__Records that describe figures__
* START *

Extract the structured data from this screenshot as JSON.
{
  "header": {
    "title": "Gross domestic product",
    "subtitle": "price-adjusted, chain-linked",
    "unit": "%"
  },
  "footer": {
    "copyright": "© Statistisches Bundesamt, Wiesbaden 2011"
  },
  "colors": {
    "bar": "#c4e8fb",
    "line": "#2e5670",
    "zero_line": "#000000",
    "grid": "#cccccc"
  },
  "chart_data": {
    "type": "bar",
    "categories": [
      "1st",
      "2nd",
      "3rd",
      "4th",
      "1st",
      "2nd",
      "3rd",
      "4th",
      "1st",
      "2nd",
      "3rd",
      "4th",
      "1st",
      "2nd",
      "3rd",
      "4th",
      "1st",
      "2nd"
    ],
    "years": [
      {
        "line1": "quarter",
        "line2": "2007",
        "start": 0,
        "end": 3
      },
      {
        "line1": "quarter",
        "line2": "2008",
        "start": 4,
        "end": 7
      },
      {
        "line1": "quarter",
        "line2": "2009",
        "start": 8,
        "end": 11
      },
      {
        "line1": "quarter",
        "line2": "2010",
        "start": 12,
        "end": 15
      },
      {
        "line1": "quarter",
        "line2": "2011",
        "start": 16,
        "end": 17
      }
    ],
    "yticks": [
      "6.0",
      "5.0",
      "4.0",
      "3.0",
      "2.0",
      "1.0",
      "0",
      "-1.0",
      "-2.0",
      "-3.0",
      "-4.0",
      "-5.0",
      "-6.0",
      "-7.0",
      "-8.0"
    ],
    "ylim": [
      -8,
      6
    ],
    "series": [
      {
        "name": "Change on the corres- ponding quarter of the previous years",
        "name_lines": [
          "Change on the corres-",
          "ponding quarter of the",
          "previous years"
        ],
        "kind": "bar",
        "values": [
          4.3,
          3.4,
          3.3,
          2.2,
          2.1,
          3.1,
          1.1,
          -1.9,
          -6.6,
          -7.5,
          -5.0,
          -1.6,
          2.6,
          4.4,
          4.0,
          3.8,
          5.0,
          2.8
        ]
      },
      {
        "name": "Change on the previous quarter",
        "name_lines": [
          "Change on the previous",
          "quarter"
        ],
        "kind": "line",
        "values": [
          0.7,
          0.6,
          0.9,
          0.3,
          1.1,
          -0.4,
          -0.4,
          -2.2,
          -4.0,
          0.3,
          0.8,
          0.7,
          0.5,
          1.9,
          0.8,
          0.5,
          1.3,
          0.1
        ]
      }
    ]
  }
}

* END *

__Instructions to follow__
From the data, list each line in which the string "ponding" appears.

__Full output__
        "name": "Change on the corres- ponding quarter of the previous years",
          "ponding quarter of the",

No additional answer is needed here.